:: What you are asked to do ::
Extract the complete listing and repeat it word for word.

:: Dataset excerpts ::
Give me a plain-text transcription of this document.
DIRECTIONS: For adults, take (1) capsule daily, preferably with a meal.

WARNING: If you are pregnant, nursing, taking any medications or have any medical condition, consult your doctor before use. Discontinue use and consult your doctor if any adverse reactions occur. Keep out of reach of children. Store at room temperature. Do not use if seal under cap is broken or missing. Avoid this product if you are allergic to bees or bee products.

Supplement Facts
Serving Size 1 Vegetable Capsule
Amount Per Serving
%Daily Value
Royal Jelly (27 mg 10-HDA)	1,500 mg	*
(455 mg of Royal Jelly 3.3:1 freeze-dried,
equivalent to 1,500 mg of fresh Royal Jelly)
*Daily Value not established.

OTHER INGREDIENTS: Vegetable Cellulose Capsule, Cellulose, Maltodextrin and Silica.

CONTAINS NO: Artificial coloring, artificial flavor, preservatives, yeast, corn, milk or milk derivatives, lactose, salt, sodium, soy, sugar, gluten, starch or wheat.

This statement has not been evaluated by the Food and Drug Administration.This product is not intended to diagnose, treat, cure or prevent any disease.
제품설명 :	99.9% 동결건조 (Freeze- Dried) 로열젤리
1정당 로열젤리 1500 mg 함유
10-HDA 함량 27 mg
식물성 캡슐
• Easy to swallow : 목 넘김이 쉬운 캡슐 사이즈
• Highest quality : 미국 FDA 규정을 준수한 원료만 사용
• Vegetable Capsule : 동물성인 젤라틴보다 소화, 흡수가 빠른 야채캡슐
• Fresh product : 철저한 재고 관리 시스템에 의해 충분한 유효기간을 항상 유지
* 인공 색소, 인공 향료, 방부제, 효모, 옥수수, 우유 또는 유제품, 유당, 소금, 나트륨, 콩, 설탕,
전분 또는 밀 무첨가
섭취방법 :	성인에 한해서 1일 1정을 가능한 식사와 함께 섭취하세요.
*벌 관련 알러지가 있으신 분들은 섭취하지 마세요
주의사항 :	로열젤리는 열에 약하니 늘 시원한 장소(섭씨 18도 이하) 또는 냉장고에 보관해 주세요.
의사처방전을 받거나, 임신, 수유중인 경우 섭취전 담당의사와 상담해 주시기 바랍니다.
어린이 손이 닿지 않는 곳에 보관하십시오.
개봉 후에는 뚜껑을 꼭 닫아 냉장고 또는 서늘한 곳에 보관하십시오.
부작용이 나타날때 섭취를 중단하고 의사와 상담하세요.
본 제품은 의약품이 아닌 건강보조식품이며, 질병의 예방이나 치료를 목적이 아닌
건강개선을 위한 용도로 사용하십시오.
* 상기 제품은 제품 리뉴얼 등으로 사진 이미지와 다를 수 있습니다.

:: Written answer ::
Give me a plain-text transcription of this document.
DIRECTIONS: For adults, take (1) capsule daily, preferably with a meal.

WARNING: If you are pregnant, nursing, taking any medications or have any medical condition, consult your doctor before use. Discontinue use and consult your doctor if any adverse reactions occur. Keep out of reach of children. Store at room temperature. Do not use if seal under cap is broken or missing. Avoid this product if you are allergic to bees or bee products.

Supplement Facts
Serving Size 1 Vegetable Capsule
Amount Per Serving
%Daily Value
Royal Jelly (27 mg 10-HDA)	1,500 mg	*
(455 mg of Royal Jelly 3.3:1 freeze-dried,
equivalent to 1,500 mg of fresh Royal Jelly)
*Daily Value not established.

OTHER INGREDIENTS: Vegetable Cellulose Capsule, Cellulose, Maltodextrin and Silica.

CONTAINS NO: Artificial coloring, artificial flavor, preservatives, yeast, corn, milk or milk derivatives, lactose, salt, sodium, soy, sugar, gluten, starch or wheat.

This statement has not been evaluated by the Food and Drug Administration.This product is not intended to diagnose, treat, cure or prevent any disease.
제품설명 :	99.9% 동결건조 (Freeze- Dried) 로열젤리
1정당 로열젤리 1500 mg 함유
10-HDA 함량 27 mg
식물성 캡슐
• Easy to swallow : 목 넘김이 쉬운 캡슐 사이즈
• Highest quality : 미국 FDA 규정을 준수한 원료만 사용
• Vegetable Capsule : 동물성인 젤라틴보다 소화, 흡수가 빠른 야채캡슐
• Fresh product : 철저한 재고 관리 시스템에 의해 충분한 유효기간을 항상 유지
* 인공 색소, 인공 향료, 방부제, 효모, 옥수수, 우유 또는 유제품, 유당, 소금, 나트륨, 콩, 설탕,
전분 또는 밀 무첨가
섭취방법 :	성인에 한해서 1일 1정을 가능한 식사와 함께 섭취하세요.
*벌 관련 알러지가 있으신 분들은 섭취하지 마세요
주의사항 :	로열젤리는 열에 약하니 늘 시원한 장소(섭씨 18도 이하) 또는 냉장고에 보관해 주세요.
의사처방전을 받거나, 임신, 수유중인 경우 섭취전 담당의사와 상담해 주시기 바랍니다.
어린이 손이 닿지 않는 곳에 보관하십시오.
개봉 후에는 뚜껑을 꼭 닫아 냉장고 또는 서늘한 곳에 보관하십시오.
부작용이 나타날때 섭취를 중단하고 의사와 상담하세요.
본 제품은 의약품이 아닌 건강보조식품이며, 질병의 예방이나 치료를 목적이 아닌
건강개선을 위한 용도로 사용하십시오.
* 상기 제품은 제품 리뉴얼 등으로 사진 이미지와 다를 수 있습니다.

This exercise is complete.